Task to complete:
Retype the whole listing verbatim and keep the pictures out of it.

Provided records:
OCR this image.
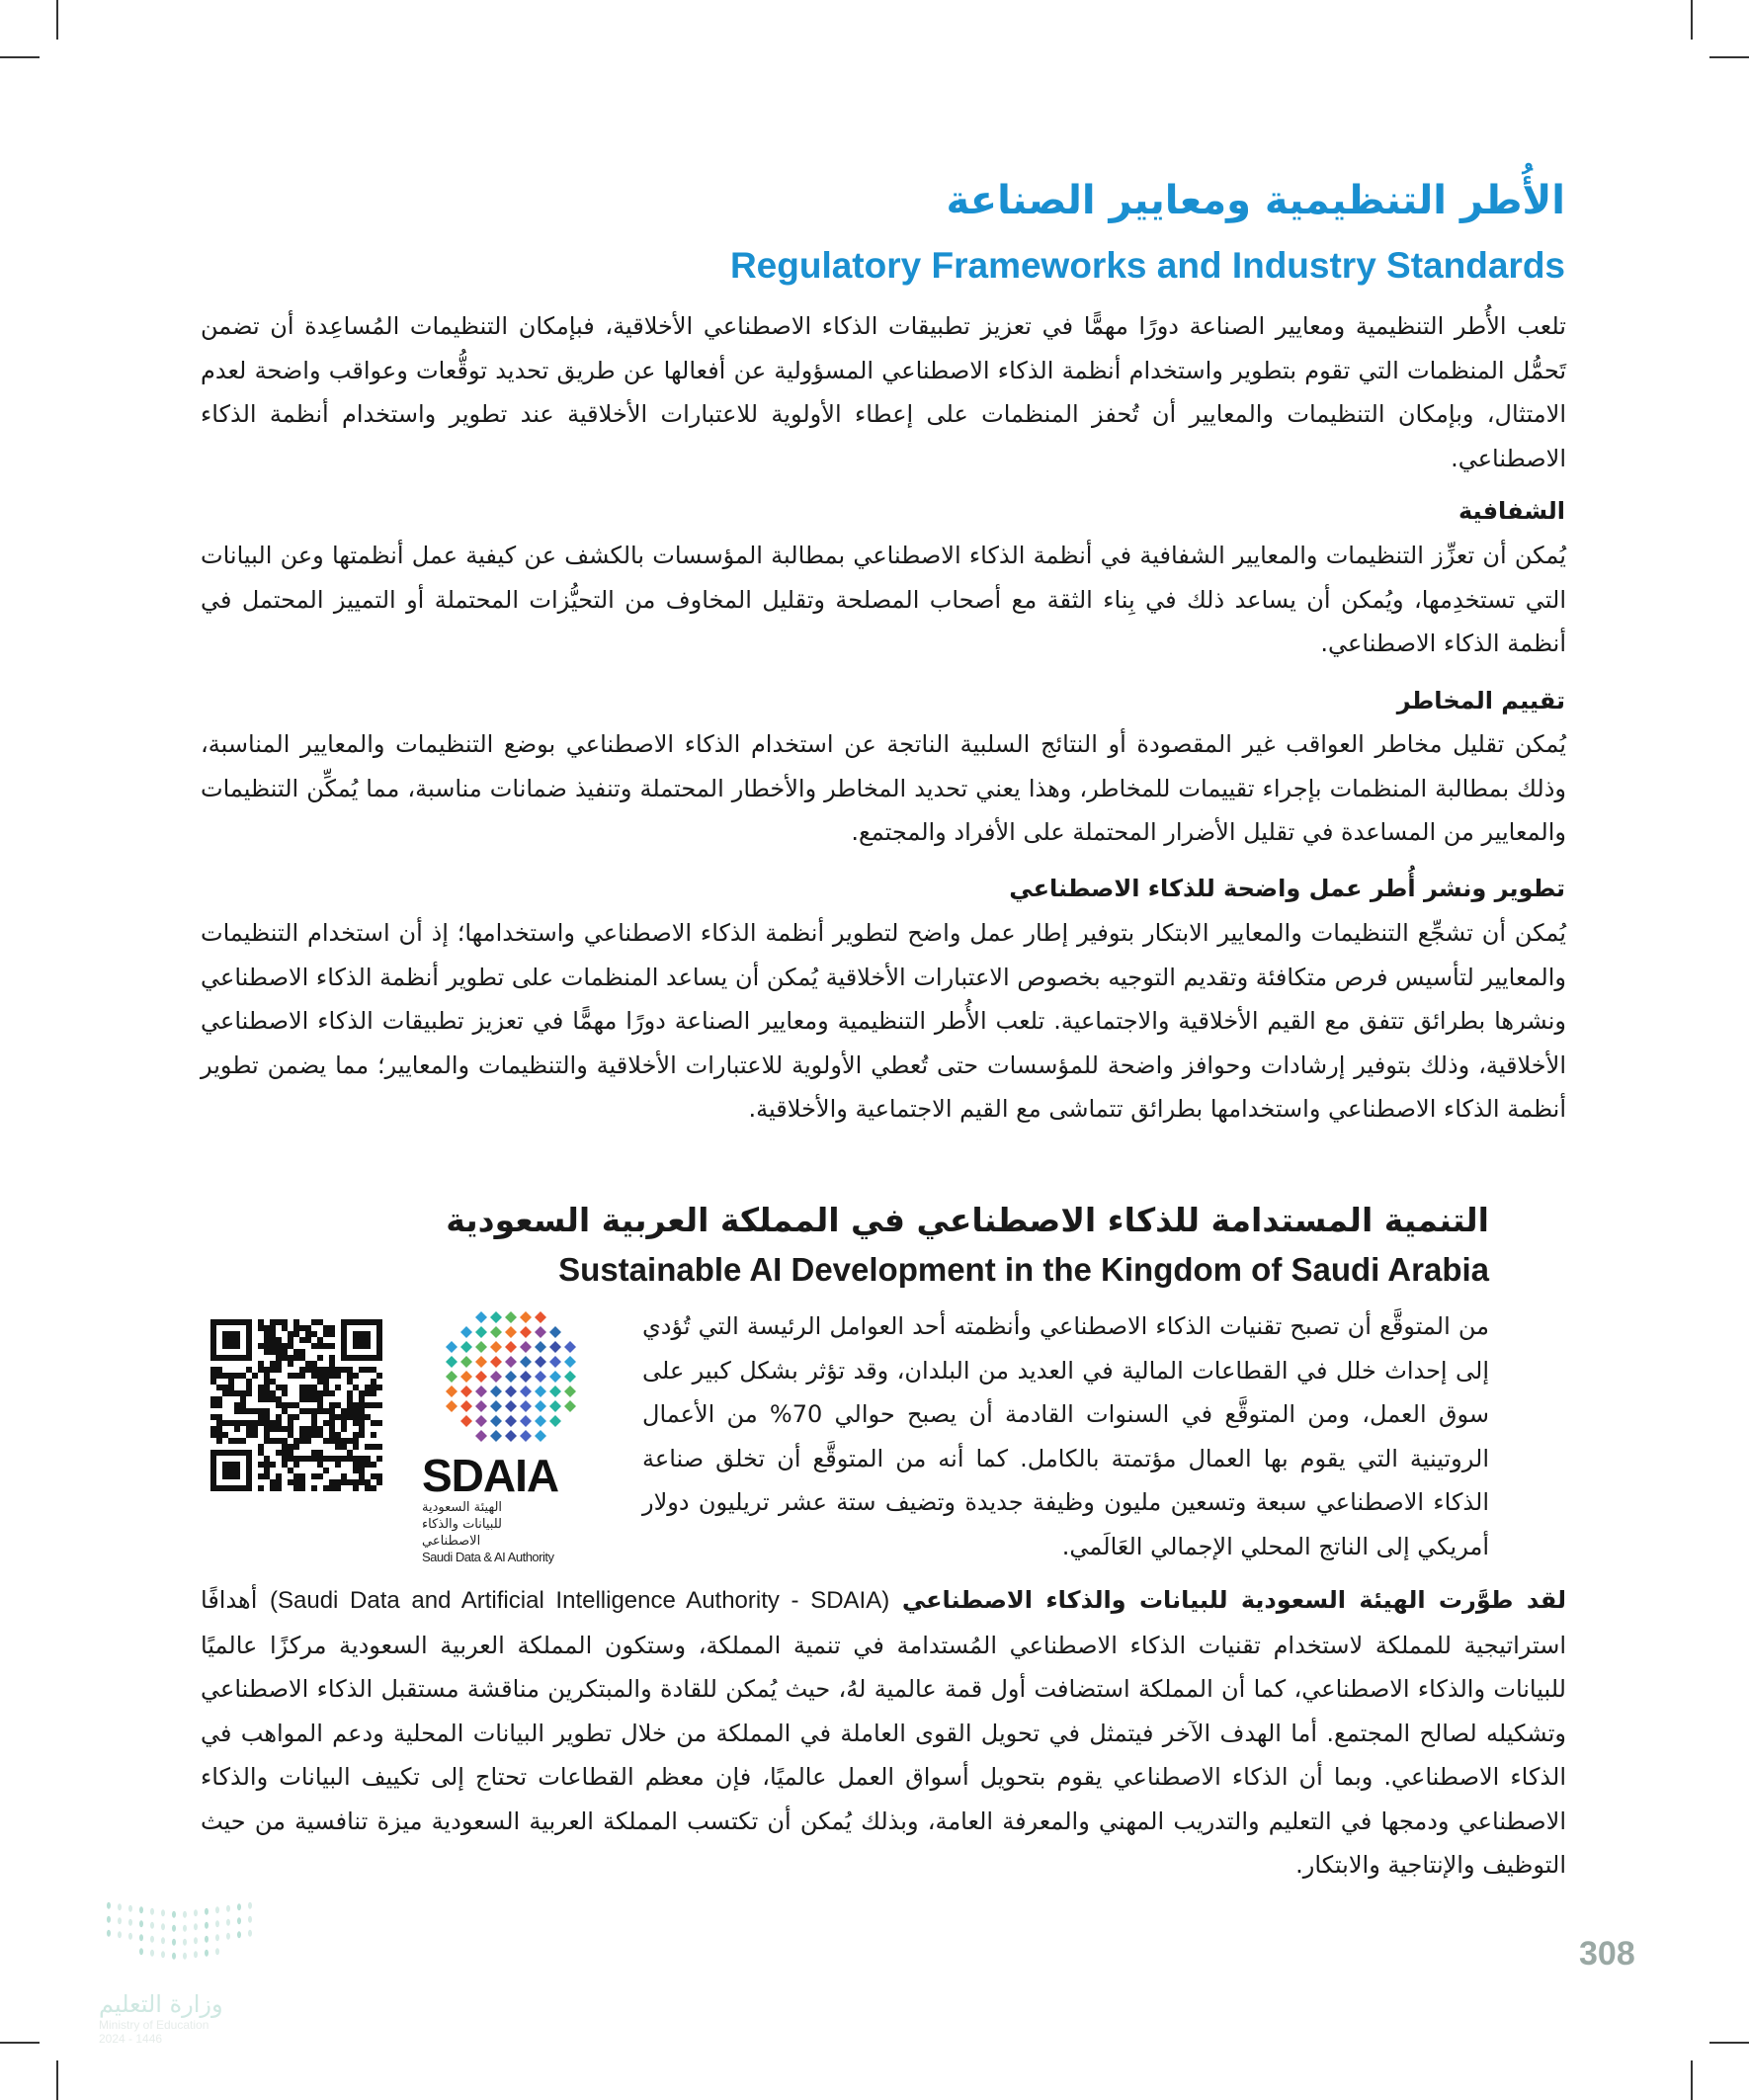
الأُطر التنظيمية ومعايير الصناعة
Regulatory Frameworks and Industry Standards
تلعب الأُطر التنظيمية ومعايير الصناعة دورًا مهمًّا في تعزيز تطبيقات الذكاء الاصطناعي الأخلاقية، فبإمكان التنظيمات المُساعِدة أن تضمن تَحمُّل المنظمات التي تقوم بتطوير واستخدام أنظمة الذكاء الاصطناعي المسؤولية عن أفعالها عن طريق تحديد توقُّعات وعواقب واضحة لعدم الامتثال، وبإمكان التنظيمات والمعايير أن تُحفز المنظمات على إعطاء الأولوية للاعتبارات الأخلاقية عند تطوير واستخدام أنظمة الذكاء الاصطناعي.
الشفافية
يُمكن أن تعزِّز التنظيمات والمعايير الشفافية في أنظمة الذكاء الاصطناعي بمطالبة المؤسسات بالكشف عن كيفية عمل أنظمتها وعن البيانات التي تستخدِمها، ويُمكن أن يساعد ذلك في بِناء الثقة مع أصحاب المصلحة وتقليل المخاوف من التحيُّزات المحتملة أو التمييز المحتمل في أنظمة الذكاء الاصطناعي.
تقييم المخاطر
يُمكن تقليل مخاطر العواقب غير المقصودة أو النتائج السلبية الناتجة عن استخدام الذكاء الاصطناعي بوضع التنظيمات والمعايير المناسبة، وذلك بمطالبة المنظمات بإجراء تقييمات للمخاطر، وهذا يعني تحديد المخاطر والأخطار المحتملة وتنفيذ ضمانات مناسبة، مما يُمكِّن التنظيمات والمعايير من المساعدة في تقليل الأضرار المحتملة على الأفراد والمجتمع.
تطوير ونشر أُطر عمل واضحة للذكاء الاصطناعي
يُمكن أن تشجِّع التنظيمات والمعايير الابتكار بتوفير إطار عمل واضح لتطوير أنظمة الذكاء الاصطناعي واستخدامها؛ إذ أن استخدام التنظيمات والمعايير لتأسيس فرص متكافئة وتقديم التوجيه بخصوص الاعتبارات الأخلاقية يُمكن أن يساعد المنظمات على تطوير أنظمة الذكاء الاصطناعي ونشرها بطرائق تتفق مع القيم الأخلاقية والاجتماعية. تلعب الأُطر التنظيمية ومعايير الصناعة دورًا مهمًّا في تعزيز تطبيقات الذكاء الاصطناعي الأخلاقية، وذلك بتوفير إرشادات وحوافز واضحة للمؤسسات حتى تُعطي الأولوية للاعتبارات الأخلاقية والتنظيمات والمعايير؛ مما يضمن تطوير أنظمة الذكاء الاصطناعي واستخدامها بطرائق تتماشى مع القيم الاجتماعية والأخلاقية.
التنمية المستدامة للذكاء الاصطناعي في المملكة العربية السعودية
Sustainable AI Development in the Kingdom of Saudi Arabia
من المتوقَّع أن تصبح تقنيات الذكاء الاصطناعي وأنظمته أحد العوامل الرئيسة التي تُؤدي إلى إحداث خلل في القطاعات المالية في العديد من البلدان، وقد تؤثر بشكل كبير على سوق العمل، ومن المتوقَّع في السنوات القادمة أن يصبح حوالي 70% من الأعمال الروتينية التي يقوم بها العمال مؤتمتة بالكامل. كما أنه من المتوقَّع أن تخلق صناعة الذكاء الاصطناعي سبعة وتسعين مليون وظيفة جديدة وتضيف ستة عشر تريليون دولار أمريكي إلى الناتج المحلي الإجمالي العَالَمي.
SDAIA
الهيئة السعودية للبيانات والذكاء الاصطناعي
Saudi Data & AI Authority
لقد طوَّرت الهيئة السعودية للبيانات والذكاء الاصطناعي (Saudi Data and Artificial Intelligence Authority - SDAIA) أهدافًا استراتيجية للمملكة لاستخدام تقنيات الذكاء الاصطناعي المُستدامة في تنمية المملكة، وستكون المملكة العربية السعودية مركزًا عالميًا للبيانات والذكاء الاصطناعي، كما أن المملكة استضافت أول قمة عالمية لهُ، حيث يُمكن للقادة والمبتكرين مناقشة مستقبل الذكاء الاصطناعي وتشكيله لصالح المجتمع. أما الهدف الآخر فيتمثل في تحويل القوى العاملة في المملكة من خلال تطوير البيانات المحلية ودعم المواهب في الذكاء الاصطناعي. وبما أن الذكاء الاصطناعي يقوم بتحويل أسواق العمل عالميًا، فإن معظم القطاعات تحتاج إلى تكييف البيانات والذكاء الاصطناعي ودمجها في التعليم والتدريب المهني والمعرفة العامة، وبذلك يُمكن أن تكتسب المملكة العربية السعودية ميزة تنافسية من حيث التوظيف والإنتاجية والابتكار.
وزارة التعليم
Ministry of Education
2024 - 1446
308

Problem solution:
OCR this image.
الأُطر التنظيمية ومعايير الصناعة
Regulatory Frameworks and Industry Standards
تلعب الأُطر التنظيمية ومعايير الصناعة دورًا مهمًّا في تعزيز تطبيقات الذكاء الاصطناعي الأخلاقية، فبإمكان التنظيمات المُساعِدة أن تضمن تَحمُّل المنظمات التي تقوم بتطوير واستخدام أنظمة الذكاء الاصطناعي المسؤولية عن أفعالها عن طريق تحديد توقُّعات وعواقب واضحة لعدم الامتثال، وبإمكان التنظيمات والمعايير أن تُحفز المنظمات على إعطاء الأولوية للاعتبارات الأخلاقية عند تطوير واستخدام أنظمة الذكاء الاصطناعي.
الشفافية
يُمكن أن تعزِّز التنظيمات والمعايير الشفافية في أنظمة الذكاء الاصطناعي بمطالبة المؤسسات بالكشف عن كيفية عمل أنظمتها وعن البيانات التي تستخدِمها، ويُمكن أن يساعد ذلك في بِناء الثقة مع أصحاب المصلحة وتقليل المخاوف من التحيُّزات المحتملة أو التمييز المحتمل في أنظمة الذكاء الاصطناعي.
تقييم المخاطر
يُمكن تقليل مخاطر العواقب غير المقصودة أو النتائج السلبية الناتجة عن استخدام الذكاء الاصطناعي بوضع التنظيمات والمعايير المناسبة، وذلك بمطالبة المنظمات بإجراء تقييمات للمخاطر، وهذا يعني تحديد المخاطر والأخطار المحتملة وتنفيذ ضمانات مناسبة، مما يُمكِّن التنظيمات والمعايير من المساعدة في تقليل الأضرار المحتملة على الأفراد والمجتمع.
تطوير ونشر أُطر عمل واضحة للذكاء الاصطناعي
يُمكن أن تشجِّع التنظيمات والمعايير الابتكار بتوفير إطار عمل واضح لتطوير أنظمة الذكاء الاصطناعي واستخدامها؛ إذ أن استخدام التنظيمات والمعايير لتأسيس فرص متكافئة وتقديم التوجيه بخصوص الاعتبارات الأخلاقية يُمكن أن يساعد المنظمات على تطوير أنظمة الذكاء الاصطناعي ونشرها بطرائق تتفق مع القيم الأخلاقية والاجتماعية. تلعب الأُطر التنظيمية ومعايير الصناعة دورًا مهمًّا في تعزيز تطبيقات الذكاء الاصطناعي الأخلاقية، وذلك بتوفير إرشادات وحوافز واضحة للمؤسسات حتى تُعطي الأولوية للاعتبارات الأخلاقية والتنظيمات والمعايير؛ مما يضمن تطوير أنظمة الذكاء الاصطناعي واستخدامها بطرائق تتماشى مع القيم الاجتماعية والأخلاقية.
التنمية المستدامة للذكاء الاصطناعي في المملكة العربية السعودية
Sustainable AI Development in the Kingdom of Saudi Arabia
من المتوقَّع أن تصبح تقنيات الذكاء الاصطناعي وأنظمته أحد العوامل الرئيسة التي تُؤدي إلى إحداث خلل في القطاعات المالية في العديد من البلدان، وقد تؤثر بشكل كبير على سوق العمل، ومن المتوقَّع في السنوات القادمة أن يصبح حوالي 70% من الأعمال الروتينية التي يقوم بها العمال مؤتمتة بالكامل. كما أنه من المتوقَّع أن تخلق صناعة الذكاء الاصطناعي سبعة وتسعين مليون وظيفة جديدة وتضيف ستة عشر تريليون دولار أمريكي إلى الناتج المحلي الإجمالي العَالَمي.
SDAIA
الهيئة السعودية للبيانات والذكاء الاصطناعي
Saudi Data & AI Authority
لقد طوَّرت الهيئة السعودية للبيانات والذكاء الاصطناعي (Saudi Data and Artificial Intelligence Authority - SDAIA) أهدافًا استراتيجية للمملكة لاستخدام تقنيات الذكاء الاصطناعي المُستدامة في تنمية المملكة، وستكون المملكة العربية السعودية مركزًا عالميًا للبيانات والذكاء الاصطناعي، كما أن المملكة استضافت أول قمة عالمية لهُ، حيث يُمكن للقادة والمبتكرين مناقشة مستقبل الذكاء الاصطناعي وتشكيله لصالح المجتمع. أما الهدف الآخر فيتمثل في تحويل القوى العاملة في المملكة من خلال تطوير البيانات المحلية ودعم المواهب في الذكاء الاصطناعي. وبما أن الذكاء الاصطناعي يقوم بتحويل أسواق العمل عالميًا، فإن معظم القطاعات تحتاج إلى تكييف البيانات والذكاء الاصطناعي ودمجها في التعليم والتدريب المهني والمعرفة العامة، وبذلك يُمكن أن تكتسب المملكة العربية السعودية ميزة تنافسية من حيث التوظيف والإنتاجية والابتكار.
وزارة التعليم
Ministry of Education
2024 - 1446
308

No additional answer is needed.